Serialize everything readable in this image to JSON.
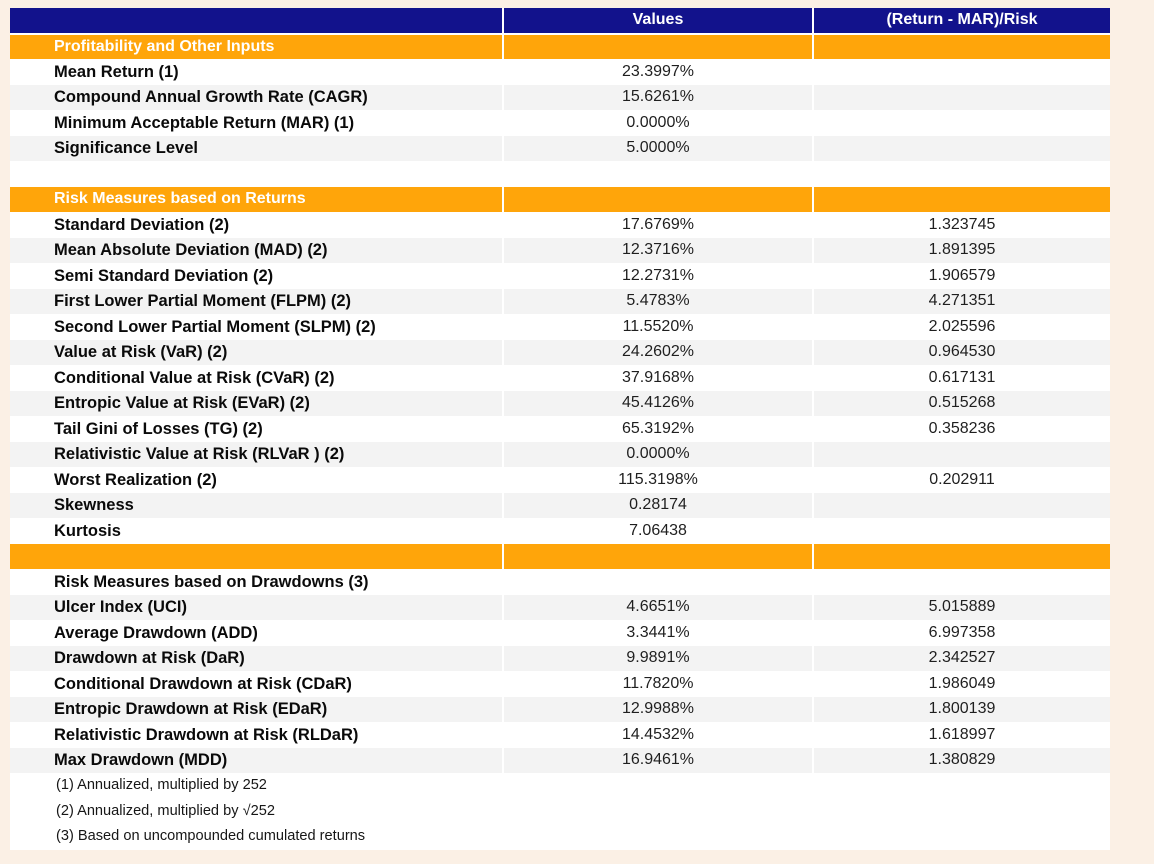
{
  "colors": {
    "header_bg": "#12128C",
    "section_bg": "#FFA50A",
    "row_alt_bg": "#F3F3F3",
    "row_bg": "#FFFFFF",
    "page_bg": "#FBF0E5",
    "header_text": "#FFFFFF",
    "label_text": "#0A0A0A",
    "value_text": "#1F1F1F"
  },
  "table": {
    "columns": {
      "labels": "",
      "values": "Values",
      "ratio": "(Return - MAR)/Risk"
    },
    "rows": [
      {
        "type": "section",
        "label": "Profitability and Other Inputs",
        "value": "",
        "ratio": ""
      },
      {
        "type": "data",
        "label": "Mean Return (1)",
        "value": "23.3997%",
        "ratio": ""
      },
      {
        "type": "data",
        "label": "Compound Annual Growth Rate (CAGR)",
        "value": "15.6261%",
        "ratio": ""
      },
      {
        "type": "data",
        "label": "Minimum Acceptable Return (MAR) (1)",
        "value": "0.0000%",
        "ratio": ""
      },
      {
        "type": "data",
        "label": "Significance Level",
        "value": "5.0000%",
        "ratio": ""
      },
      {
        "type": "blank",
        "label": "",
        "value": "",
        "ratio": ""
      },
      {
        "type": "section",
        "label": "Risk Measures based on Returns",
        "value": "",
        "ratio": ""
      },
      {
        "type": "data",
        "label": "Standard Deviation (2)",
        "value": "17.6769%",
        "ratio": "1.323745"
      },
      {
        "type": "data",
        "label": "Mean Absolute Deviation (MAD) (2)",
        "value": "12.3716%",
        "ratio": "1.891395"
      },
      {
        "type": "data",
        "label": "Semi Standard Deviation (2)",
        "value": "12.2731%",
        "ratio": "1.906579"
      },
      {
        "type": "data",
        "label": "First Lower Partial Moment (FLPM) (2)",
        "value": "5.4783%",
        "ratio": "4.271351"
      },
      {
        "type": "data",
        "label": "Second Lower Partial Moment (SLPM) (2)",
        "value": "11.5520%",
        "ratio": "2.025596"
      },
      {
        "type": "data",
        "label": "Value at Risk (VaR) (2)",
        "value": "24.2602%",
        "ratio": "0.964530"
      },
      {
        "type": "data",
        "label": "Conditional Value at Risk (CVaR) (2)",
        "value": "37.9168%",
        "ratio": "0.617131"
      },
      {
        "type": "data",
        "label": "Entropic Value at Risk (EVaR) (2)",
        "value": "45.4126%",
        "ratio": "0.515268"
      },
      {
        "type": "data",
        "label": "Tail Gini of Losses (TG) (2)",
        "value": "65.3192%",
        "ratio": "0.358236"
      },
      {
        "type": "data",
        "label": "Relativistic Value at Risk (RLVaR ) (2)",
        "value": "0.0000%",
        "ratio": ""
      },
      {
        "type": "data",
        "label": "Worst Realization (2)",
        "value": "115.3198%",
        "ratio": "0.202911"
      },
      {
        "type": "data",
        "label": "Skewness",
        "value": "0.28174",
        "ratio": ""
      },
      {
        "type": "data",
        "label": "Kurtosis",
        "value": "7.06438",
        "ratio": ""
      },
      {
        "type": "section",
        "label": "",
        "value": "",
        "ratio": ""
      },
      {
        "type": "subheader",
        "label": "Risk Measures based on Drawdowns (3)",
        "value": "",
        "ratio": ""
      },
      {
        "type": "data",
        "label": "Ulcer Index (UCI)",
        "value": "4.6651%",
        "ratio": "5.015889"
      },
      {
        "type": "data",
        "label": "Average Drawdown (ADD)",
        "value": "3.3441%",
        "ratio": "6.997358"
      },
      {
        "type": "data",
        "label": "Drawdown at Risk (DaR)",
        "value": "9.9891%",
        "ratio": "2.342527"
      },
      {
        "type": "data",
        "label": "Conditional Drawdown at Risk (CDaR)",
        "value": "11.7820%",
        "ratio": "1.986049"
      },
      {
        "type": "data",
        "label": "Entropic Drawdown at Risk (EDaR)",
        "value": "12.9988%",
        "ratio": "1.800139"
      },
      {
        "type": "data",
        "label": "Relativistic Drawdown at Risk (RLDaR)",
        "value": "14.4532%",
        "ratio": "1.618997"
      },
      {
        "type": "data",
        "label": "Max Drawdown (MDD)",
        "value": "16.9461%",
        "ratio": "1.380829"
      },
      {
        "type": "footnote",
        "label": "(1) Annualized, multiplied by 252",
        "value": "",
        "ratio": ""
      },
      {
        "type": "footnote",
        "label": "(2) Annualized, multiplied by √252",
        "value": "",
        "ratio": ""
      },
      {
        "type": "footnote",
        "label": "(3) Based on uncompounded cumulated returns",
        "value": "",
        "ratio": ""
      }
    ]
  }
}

##############################

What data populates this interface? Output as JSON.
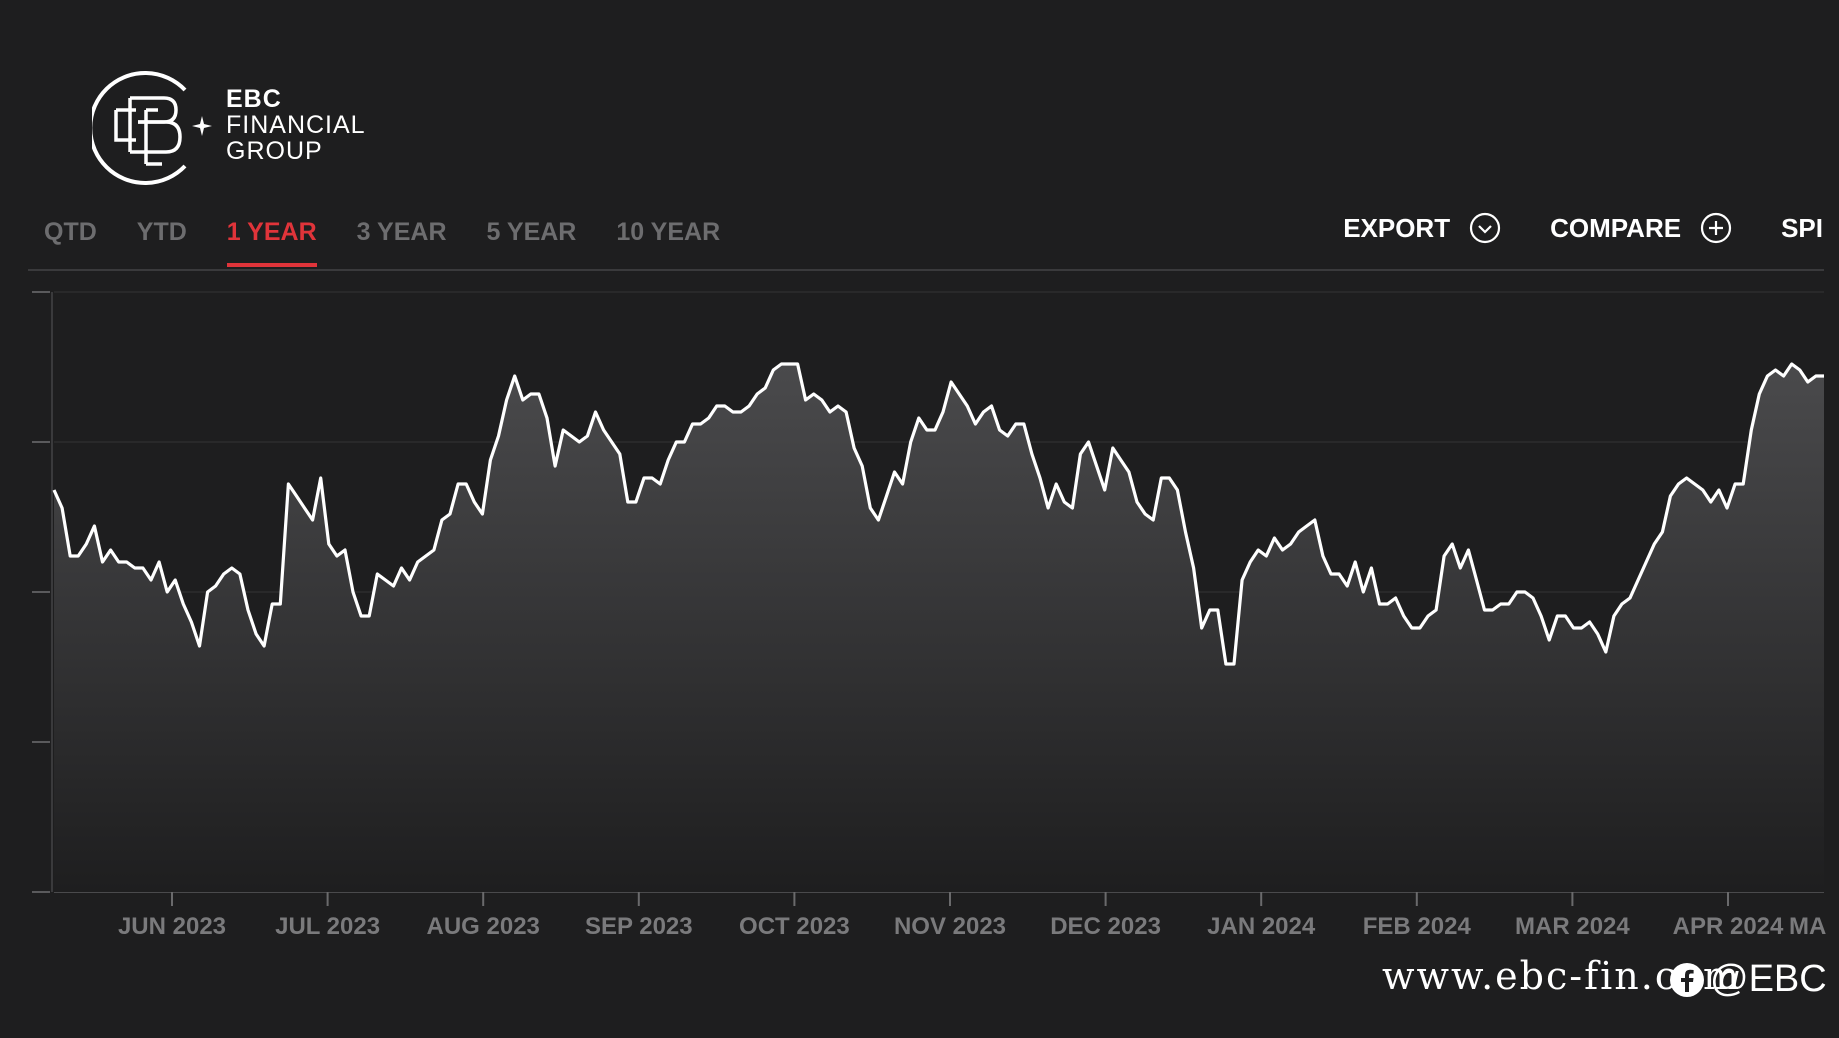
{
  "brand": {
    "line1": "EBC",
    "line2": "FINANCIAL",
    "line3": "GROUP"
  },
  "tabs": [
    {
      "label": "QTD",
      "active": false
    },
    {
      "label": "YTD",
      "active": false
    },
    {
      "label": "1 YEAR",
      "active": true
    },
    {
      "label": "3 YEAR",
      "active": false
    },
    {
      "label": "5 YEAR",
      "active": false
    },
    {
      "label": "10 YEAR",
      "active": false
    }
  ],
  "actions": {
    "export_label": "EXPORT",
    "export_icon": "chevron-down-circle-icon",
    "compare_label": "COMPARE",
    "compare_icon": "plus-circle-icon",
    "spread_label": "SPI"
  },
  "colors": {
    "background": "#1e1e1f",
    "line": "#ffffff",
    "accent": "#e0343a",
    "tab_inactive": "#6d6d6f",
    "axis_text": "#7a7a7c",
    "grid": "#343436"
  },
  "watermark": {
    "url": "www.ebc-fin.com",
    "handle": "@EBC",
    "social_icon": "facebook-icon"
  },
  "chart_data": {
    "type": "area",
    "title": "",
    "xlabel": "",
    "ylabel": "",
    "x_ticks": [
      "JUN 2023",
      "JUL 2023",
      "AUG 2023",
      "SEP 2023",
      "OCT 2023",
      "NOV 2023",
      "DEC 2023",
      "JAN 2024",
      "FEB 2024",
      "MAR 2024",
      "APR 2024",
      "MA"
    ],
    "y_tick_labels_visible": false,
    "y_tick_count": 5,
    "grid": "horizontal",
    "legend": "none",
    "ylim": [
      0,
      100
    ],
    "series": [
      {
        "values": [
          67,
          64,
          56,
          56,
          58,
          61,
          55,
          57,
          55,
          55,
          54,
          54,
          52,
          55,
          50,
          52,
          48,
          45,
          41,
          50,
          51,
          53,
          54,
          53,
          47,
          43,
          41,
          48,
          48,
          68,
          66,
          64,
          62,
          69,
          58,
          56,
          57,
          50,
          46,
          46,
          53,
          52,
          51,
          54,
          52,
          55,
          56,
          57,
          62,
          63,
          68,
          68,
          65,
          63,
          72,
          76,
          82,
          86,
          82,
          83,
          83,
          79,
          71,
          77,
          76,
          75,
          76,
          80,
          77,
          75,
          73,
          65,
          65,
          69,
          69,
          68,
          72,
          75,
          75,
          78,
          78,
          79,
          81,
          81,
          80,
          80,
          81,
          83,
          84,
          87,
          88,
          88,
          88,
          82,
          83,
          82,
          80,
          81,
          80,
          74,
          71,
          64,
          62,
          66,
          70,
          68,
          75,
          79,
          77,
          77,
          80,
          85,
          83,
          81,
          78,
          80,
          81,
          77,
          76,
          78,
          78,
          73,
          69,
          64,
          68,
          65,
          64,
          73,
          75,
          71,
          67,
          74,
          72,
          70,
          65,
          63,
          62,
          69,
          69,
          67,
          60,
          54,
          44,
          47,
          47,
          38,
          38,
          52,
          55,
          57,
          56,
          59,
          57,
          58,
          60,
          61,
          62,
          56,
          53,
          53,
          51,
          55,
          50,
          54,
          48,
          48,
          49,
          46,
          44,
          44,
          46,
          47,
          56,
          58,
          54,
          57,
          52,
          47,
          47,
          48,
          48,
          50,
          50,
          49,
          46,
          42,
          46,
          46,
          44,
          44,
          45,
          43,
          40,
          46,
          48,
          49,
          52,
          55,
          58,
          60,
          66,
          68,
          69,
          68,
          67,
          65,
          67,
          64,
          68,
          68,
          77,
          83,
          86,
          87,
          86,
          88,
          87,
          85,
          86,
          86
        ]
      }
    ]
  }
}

##############################

§ Task brief:
Show every line above in which the word "Standard" occurs.

§ Task answer:
        "label": "Standard Deviation (2)",
        "label": "Semi Standard Deviation (2)",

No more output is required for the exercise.